=== Data shown ===

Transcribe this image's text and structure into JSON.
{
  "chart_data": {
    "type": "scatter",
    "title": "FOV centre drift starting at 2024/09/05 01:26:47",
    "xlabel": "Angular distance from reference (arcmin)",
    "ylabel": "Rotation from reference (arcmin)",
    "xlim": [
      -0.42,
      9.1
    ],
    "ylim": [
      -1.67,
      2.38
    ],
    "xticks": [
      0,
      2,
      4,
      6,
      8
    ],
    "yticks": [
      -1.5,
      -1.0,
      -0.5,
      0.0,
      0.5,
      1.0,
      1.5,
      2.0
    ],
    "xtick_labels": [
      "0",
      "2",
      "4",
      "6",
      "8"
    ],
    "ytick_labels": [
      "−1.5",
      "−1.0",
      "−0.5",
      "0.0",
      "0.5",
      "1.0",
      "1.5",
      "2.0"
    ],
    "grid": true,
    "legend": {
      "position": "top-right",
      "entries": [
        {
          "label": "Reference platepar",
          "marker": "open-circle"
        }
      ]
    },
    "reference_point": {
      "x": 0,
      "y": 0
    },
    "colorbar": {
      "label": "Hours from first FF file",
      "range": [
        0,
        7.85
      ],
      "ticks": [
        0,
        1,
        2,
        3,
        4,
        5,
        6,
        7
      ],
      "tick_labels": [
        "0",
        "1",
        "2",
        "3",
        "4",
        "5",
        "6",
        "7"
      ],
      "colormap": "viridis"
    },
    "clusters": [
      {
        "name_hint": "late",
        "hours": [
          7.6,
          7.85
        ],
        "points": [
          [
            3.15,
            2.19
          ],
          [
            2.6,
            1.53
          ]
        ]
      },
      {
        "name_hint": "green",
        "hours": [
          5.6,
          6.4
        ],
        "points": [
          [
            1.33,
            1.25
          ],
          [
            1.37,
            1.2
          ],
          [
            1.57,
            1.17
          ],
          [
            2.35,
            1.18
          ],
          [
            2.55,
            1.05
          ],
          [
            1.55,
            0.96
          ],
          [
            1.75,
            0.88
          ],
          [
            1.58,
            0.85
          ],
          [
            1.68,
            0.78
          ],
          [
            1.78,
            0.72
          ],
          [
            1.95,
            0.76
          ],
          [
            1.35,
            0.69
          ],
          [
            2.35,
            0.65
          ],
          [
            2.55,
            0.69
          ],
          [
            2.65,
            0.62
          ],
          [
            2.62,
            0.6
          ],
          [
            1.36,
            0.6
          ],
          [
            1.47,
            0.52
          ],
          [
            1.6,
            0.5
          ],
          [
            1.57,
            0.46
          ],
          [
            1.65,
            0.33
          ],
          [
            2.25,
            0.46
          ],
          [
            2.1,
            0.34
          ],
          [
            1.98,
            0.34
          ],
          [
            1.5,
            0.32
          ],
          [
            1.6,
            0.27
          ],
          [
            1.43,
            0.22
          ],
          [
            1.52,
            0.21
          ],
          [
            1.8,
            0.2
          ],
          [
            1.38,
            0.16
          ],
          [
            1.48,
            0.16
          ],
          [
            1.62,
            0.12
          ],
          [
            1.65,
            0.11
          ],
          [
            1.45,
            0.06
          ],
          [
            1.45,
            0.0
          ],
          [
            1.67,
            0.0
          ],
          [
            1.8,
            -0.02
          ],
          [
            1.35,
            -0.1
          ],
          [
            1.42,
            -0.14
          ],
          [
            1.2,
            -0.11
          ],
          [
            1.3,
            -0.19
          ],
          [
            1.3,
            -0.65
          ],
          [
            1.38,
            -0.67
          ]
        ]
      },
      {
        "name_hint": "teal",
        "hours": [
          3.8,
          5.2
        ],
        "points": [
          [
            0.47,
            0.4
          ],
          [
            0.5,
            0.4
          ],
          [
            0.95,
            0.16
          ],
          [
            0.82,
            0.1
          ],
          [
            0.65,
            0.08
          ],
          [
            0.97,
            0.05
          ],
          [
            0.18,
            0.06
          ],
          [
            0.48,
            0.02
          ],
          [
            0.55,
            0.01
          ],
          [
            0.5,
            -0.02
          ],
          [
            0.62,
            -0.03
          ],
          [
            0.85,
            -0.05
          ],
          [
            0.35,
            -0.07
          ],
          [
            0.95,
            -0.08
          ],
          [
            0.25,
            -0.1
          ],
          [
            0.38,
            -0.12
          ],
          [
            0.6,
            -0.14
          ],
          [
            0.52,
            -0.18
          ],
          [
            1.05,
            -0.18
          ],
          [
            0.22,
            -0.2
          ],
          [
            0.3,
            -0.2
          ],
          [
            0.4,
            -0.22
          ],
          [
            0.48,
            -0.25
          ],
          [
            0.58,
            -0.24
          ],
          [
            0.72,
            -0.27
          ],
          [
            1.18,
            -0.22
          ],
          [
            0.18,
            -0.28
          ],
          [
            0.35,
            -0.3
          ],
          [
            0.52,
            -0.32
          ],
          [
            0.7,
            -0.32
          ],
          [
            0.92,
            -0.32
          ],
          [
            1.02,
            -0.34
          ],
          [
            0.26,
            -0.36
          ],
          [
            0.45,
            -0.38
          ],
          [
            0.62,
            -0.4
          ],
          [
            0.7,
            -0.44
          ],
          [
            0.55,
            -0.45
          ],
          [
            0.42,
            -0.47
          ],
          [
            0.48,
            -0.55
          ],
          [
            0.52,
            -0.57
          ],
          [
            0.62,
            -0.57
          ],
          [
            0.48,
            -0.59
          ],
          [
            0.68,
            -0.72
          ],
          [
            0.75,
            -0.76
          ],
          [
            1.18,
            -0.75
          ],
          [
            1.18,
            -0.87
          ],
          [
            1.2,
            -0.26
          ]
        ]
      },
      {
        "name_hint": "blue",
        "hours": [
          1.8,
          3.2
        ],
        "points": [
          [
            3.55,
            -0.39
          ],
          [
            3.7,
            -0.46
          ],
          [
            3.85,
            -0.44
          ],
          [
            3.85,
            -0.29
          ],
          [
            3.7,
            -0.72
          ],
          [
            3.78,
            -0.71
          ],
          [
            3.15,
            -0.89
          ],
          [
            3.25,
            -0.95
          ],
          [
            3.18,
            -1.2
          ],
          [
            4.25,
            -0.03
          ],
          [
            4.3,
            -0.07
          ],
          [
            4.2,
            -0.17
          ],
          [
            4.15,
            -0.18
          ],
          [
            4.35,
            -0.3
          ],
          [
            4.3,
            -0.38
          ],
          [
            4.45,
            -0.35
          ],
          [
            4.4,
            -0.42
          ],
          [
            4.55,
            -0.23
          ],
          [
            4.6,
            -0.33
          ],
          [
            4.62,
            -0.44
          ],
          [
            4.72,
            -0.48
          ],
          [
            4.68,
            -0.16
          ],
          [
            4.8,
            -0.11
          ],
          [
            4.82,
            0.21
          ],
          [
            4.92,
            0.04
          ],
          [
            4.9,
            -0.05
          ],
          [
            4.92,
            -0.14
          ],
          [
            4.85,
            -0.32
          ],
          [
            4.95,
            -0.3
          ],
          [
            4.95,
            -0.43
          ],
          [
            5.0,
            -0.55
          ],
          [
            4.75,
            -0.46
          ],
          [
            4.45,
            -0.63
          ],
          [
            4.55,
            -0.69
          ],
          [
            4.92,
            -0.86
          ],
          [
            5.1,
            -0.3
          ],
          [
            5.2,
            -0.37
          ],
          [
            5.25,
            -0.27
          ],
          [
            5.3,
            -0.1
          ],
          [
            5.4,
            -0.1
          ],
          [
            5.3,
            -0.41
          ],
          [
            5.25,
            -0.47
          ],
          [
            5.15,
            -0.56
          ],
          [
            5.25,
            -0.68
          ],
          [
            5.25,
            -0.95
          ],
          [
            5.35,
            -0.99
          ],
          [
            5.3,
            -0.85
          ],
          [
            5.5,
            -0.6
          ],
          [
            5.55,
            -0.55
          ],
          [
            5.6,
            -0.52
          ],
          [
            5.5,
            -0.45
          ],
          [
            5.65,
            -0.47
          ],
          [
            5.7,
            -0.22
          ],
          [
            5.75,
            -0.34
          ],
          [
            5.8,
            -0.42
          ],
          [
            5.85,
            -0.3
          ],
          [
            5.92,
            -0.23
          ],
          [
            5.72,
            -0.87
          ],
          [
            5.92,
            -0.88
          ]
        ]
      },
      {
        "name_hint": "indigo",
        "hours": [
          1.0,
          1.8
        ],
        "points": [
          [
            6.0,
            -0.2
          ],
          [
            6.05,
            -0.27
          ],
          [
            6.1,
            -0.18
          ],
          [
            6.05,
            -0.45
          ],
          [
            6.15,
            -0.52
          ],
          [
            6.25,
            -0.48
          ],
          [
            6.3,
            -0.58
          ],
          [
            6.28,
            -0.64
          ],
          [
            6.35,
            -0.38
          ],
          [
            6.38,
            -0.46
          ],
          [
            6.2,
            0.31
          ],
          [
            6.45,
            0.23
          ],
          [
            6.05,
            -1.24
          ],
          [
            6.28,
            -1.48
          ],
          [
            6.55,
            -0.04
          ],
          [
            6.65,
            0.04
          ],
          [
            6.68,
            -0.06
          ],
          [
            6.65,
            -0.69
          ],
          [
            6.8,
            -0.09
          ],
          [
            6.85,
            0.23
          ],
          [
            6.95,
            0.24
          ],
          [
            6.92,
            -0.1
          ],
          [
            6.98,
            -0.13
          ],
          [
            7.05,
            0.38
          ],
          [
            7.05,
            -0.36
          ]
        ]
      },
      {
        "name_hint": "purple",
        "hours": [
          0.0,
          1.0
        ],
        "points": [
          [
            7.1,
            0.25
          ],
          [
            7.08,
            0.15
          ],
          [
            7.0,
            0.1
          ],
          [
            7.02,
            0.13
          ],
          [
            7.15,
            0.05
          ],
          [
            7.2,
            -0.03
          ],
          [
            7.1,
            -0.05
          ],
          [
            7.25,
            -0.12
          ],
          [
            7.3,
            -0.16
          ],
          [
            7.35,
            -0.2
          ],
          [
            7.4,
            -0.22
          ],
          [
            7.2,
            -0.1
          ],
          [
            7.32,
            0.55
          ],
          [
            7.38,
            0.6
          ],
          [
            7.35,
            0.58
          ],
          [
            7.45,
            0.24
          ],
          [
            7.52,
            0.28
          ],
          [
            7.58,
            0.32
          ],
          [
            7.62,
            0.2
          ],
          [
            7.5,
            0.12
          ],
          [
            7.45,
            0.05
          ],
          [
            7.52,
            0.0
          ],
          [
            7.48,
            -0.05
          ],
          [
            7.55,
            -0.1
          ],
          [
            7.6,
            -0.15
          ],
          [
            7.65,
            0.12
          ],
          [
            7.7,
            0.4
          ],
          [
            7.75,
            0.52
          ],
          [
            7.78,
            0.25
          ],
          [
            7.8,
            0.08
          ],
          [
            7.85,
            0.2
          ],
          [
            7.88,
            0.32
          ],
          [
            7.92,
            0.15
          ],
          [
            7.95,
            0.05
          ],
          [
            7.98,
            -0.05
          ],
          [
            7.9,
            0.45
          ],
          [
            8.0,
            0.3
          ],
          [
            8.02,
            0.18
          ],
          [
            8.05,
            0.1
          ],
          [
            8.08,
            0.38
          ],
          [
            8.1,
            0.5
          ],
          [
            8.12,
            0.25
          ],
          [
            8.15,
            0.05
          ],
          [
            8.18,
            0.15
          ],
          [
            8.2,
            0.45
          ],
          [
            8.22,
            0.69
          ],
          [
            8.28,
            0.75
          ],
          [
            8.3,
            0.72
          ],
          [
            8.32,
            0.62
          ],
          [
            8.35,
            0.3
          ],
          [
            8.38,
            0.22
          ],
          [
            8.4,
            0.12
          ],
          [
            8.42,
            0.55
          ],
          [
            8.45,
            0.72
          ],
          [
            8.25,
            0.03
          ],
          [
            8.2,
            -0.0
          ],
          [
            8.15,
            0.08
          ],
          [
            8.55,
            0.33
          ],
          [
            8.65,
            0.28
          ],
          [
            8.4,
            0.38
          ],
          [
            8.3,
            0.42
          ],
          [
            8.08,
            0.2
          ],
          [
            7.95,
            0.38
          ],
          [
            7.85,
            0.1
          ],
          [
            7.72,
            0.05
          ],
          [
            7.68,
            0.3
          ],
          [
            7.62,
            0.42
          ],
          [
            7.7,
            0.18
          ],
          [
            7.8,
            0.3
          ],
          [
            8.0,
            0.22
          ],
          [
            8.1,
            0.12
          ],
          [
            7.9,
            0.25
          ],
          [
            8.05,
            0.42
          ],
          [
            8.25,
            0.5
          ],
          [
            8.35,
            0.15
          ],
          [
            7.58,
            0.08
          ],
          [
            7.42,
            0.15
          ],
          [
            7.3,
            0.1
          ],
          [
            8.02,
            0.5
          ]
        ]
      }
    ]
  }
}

===

▶ [To do]:
Identify and extract each line of the listing that contains "arcmin".

▶ [Task result]:
    "xlabel": "Angular distance from reference (arcmin)",
    "ylabel": "Rotation from reference (arcmin)",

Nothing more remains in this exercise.